## start Data entries

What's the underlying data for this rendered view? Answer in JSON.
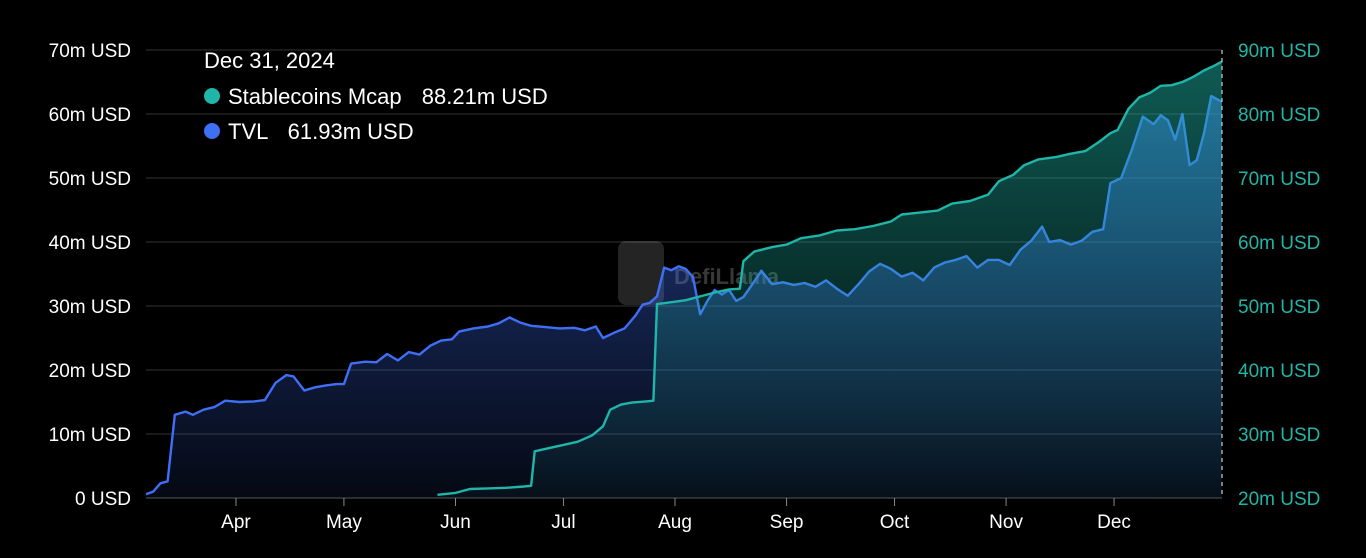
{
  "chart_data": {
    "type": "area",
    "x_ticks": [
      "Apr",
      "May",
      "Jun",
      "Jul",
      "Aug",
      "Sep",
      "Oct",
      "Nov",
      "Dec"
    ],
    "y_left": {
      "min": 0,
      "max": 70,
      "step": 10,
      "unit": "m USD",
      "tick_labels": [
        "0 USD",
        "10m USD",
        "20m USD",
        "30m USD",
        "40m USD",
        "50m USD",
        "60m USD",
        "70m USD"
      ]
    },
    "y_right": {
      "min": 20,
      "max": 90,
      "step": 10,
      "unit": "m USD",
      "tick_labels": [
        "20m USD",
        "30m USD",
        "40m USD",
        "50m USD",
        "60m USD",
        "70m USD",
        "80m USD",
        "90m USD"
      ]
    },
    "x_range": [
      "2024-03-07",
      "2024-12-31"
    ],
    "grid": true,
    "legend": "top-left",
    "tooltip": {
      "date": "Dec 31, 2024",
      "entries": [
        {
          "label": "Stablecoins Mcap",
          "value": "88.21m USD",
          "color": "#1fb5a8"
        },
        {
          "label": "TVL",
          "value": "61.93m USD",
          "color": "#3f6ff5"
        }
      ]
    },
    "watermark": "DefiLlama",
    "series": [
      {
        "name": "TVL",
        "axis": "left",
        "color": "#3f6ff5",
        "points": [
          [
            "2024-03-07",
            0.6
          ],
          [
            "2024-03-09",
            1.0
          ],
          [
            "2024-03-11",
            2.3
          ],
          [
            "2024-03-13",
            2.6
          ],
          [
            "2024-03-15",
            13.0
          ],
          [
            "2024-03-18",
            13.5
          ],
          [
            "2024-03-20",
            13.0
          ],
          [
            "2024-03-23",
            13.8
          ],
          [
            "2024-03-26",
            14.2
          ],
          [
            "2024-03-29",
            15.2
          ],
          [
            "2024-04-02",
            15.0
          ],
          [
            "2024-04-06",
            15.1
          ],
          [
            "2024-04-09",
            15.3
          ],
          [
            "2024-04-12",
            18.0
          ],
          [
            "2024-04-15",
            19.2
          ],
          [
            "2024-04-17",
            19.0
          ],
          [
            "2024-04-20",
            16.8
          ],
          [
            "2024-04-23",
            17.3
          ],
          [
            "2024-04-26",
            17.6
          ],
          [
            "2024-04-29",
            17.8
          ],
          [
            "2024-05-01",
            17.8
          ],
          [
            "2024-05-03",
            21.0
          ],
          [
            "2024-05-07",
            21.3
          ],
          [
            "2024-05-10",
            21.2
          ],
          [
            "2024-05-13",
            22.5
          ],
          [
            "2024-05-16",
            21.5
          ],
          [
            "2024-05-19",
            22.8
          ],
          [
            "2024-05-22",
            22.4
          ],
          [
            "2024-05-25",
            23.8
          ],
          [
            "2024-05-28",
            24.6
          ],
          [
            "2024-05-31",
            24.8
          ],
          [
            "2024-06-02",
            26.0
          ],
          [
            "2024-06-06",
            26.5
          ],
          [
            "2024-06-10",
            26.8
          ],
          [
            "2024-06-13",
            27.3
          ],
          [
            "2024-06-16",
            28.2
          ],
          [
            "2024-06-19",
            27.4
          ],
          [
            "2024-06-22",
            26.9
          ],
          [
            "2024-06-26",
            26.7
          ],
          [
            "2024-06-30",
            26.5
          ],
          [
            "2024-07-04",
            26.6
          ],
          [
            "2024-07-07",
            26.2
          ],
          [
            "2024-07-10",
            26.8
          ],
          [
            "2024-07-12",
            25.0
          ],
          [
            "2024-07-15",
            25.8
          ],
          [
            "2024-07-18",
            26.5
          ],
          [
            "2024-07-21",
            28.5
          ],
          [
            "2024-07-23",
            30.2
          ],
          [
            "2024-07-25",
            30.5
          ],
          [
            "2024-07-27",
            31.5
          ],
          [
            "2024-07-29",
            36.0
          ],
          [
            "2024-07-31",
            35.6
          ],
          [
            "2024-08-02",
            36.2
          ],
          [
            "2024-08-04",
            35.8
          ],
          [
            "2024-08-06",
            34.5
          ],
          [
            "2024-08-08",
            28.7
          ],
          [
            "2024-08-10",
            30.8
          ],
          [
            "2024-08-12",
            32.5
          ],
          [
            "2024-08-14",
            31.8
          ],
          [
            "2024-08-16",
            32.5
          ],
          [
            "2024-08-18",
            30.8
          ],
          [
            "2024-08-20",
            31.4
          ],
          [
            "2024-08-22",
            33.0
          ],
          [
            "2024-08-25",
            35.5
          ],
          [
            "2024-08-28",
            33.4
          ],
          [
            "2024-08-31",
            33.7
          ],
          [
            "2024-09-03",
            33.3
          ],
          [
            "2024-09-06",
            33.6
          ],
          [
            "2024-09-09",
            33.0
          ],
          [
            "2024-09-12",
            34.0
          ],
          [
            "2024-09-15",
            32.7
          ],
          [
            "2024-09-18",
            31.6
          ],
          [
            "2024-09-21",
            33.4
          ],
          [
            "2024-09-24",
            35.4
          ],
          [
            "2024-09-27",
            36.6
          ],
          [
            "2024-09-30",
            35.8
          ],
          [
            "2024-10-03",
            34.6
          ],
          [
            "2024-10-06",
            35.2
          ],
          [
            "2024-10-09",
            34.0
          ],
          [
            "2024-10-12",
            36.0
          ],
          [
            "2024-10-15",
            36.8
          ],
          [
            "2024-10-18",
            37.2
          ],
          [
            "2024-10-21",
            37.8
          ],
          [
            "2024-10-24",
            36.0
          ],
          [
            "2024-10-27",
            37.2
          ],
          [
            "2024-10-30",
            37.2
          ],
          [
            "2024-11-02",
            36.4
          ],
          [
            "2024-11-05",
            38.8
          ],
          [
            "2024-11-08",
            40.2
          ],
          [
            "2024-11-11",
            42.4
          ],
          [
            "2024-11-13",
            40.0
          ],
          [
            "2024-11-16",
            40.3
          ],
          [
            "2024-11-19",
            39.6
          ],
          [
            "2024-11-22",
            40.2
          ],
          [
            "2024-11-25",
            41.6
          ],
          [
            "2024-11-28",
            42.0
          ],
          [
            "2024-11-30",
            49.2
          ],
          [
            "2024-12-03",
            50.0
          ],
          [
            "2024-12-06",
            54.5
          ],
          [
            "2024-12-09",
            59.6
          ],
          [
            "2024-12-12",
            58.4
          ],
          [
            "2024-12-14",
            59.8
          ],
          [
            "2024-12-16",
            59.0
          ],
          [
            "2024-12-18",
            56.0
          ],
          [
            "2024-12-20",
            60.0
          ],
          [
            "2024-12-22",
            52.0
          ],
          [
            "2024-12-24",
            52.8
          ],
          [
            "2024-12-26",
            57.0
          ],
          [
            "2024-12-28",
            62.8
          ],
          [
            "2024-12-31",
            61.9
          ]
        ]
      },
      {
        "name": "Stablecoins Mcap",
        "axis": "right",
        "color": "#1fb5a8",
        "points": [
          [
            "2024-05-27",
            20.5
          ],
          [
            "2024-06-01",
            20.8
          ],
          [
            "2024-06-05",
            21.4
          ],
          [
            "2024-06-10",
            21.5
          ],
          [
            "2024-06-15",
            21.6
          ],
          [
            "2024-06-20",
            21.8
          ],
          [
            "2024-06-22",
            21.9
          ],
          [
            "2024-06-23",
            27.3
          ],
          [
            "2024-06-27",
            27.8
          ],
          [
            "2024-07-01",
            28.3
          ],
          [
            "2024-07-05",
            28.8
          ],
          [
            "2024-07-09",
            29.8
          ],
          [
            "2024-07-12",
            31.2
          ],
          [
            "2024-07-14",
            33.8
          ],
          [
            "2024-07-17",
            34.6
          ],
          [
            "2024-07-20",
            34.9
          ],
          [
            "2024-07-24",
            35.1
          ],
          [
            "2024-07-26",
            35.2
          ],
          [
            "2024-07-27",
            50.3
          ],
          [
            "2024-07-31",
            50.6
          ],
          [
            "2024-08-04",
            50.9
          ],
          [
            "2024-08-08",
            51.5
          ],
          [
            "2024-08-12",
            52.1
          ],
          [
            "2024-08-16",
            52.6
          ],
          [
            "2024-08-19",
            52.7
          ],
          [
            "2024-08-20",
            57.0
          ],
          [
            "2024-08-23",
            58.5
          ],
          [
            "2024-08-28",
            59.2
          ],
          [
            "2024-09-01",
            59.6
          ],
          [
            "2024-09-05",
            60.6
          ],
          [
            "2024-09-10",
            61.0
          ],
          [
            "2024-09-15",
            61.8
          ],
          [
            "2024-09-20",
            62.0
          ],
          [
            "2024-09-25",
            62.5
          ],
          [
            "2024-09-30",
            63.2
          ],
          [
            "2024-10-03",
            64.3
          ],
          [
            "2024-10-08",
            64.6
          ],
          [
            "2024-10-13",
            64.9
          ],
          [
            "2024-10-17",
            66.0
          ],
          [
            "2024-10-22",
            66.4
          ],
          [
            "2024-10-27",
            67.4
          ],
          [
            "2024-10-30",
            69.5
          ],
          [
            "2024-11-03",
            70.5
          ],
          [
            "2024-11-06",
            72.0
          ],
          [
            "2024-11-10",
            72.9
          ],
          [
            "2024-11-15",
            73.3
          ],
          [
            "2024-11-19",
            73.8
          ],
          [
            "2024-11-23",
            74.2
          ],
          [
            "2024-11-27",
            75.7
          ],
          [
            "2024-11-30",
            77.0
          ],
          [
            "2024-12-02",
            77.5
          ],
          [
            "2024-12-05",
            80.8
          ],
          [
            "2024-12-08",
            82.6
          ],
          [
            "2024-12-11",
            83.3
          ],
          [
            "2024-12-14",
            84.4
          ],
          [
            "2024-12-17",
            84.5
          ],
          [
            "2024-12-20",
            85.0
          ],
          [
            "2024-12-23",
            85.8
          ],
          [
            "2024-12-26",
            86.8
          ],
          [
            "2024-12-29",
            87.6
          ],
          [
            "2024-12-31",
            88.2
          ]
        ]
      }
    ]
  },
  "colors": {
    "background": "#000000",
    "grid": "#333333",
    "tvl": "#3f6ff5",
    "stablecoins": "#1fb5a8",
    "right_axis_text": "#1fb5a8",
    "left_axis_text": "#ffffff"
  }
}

## end Data entries

_Task directions_
Look for "Mcap" and pull out every line that has it.

_Finished answer_
          "label": "Stablecoins Mcap",
        "name": "Stablecoins Mcap",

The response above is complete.